____ STORED ROWS
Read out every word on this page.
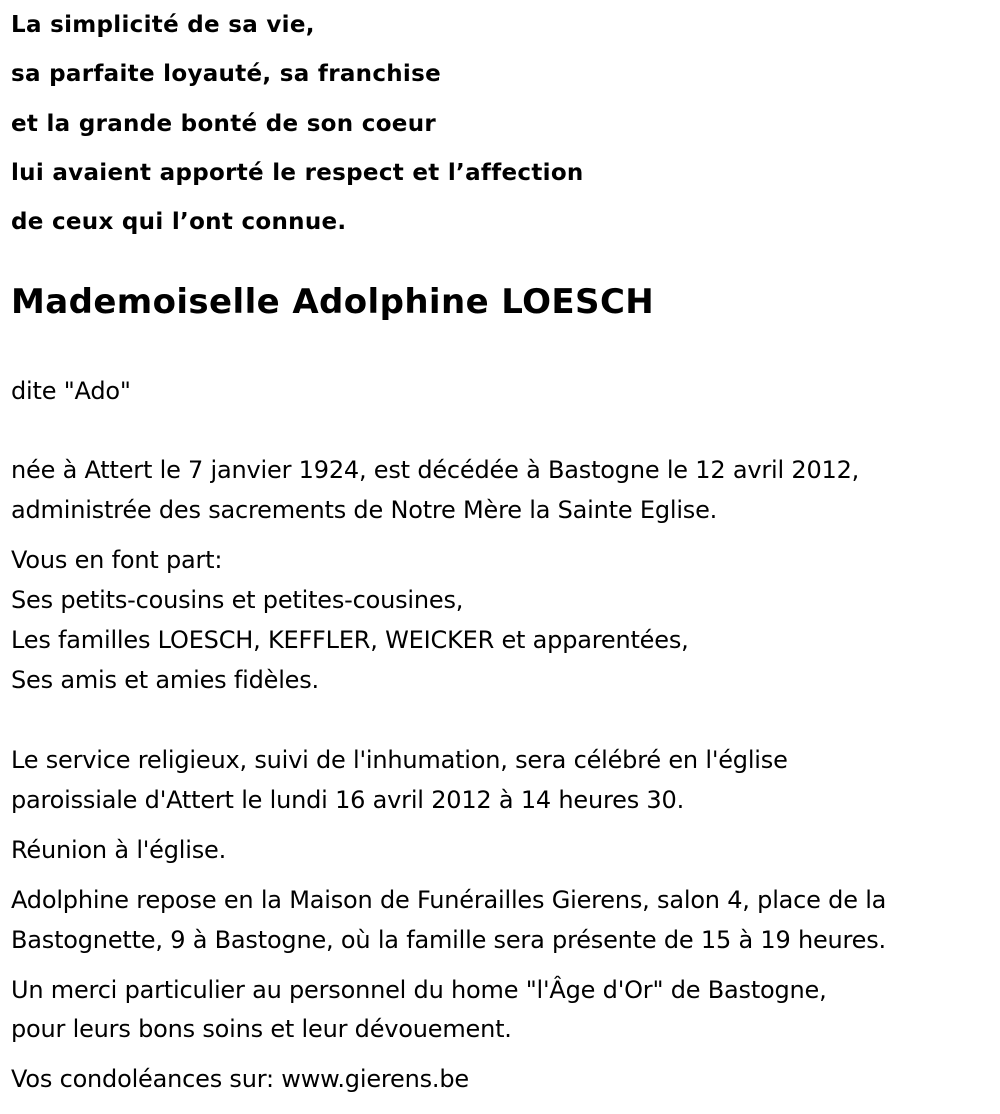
La simplicité de sa vie,
sa parfaite loyauté, sa franchise
et la grande bonté de son coeur
lui avaient apporté le respect et l’affection
de ceux qui l’ont connue.
Mademoiselle Adolphine LOESCH
dite "Ado"
née à Attert le 7 janvier 1924, est décédée à Bastogne le 12 avril 2012,
administrée des sacrements de Notre Mère la Sainte Eglise.
Vous en font part:
Ses petits-cousins et petites-cousines,
Les familles LOESCH, KEFFLER, WEICKER et apparentées,
Ses amis et amies fidèles.
Le service religieux, suivi de l'inhumation, sera célébré en l'église
paroissiale d'Attert le lundi 16 avril 2012 à 14 heures 30.
Réunion à l'église.
Adolphine repose en la Maison de Funérailles Gierens, salon 4, place de la
Bastognette, 9 à Bastogne, où la famille sera présente de 15 à 19 heures.
Un merci particulier au personnel du home "l'Âge d'Or" de Bastogne,
pour leurs bons soins et leur dévouement.
Vos condoléances sur: www.gierens.be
________
● **WHAT TO WORK ON**: Repeat the listing in full and exactly. Leave any pictures out.

● **FULL ANSWER**:
Read out every word on this page.
La simplicité de sa vie,
sa parfaite loyauté, sa franchise
et la grande bonté de son coeur
lui avaient apporté le respect et l’affection
de ceux qui l’ont connue.
Mademoiselle Adolphine LOESCH
dite "Ado"
née à Attert le 7 janvier 1924, est décédée à Bastogne le 12 avril 2012,
administrée des sacrements de Notre Mère la Sainte Eglise.
Vous en font part:
Ses petits-cousins et petites-cousines,
Les familles LOESCH, KEFFLER, WEICKER et apparentées,
Ses amis et amies fidèles.
Le service religieux, suivi de l'inhumation, sera célébré en l'église
paroissiale d'Attert le lundi 16 avril 2012 à 14 heures 30.
Réunion à l'église.
Adolphine repose en la Maison de Funérailles Gierens, salon 4, place de la
Bastognette, 9 à Bastogne, où la famille sera présente de 15 à 19 heures.
Un merci particulier au personnel du home "l'Âge d'Or" de Bastogne,
pour leurs bons soins et leur dévouement.
Vos condoléances sur: www.gierens.be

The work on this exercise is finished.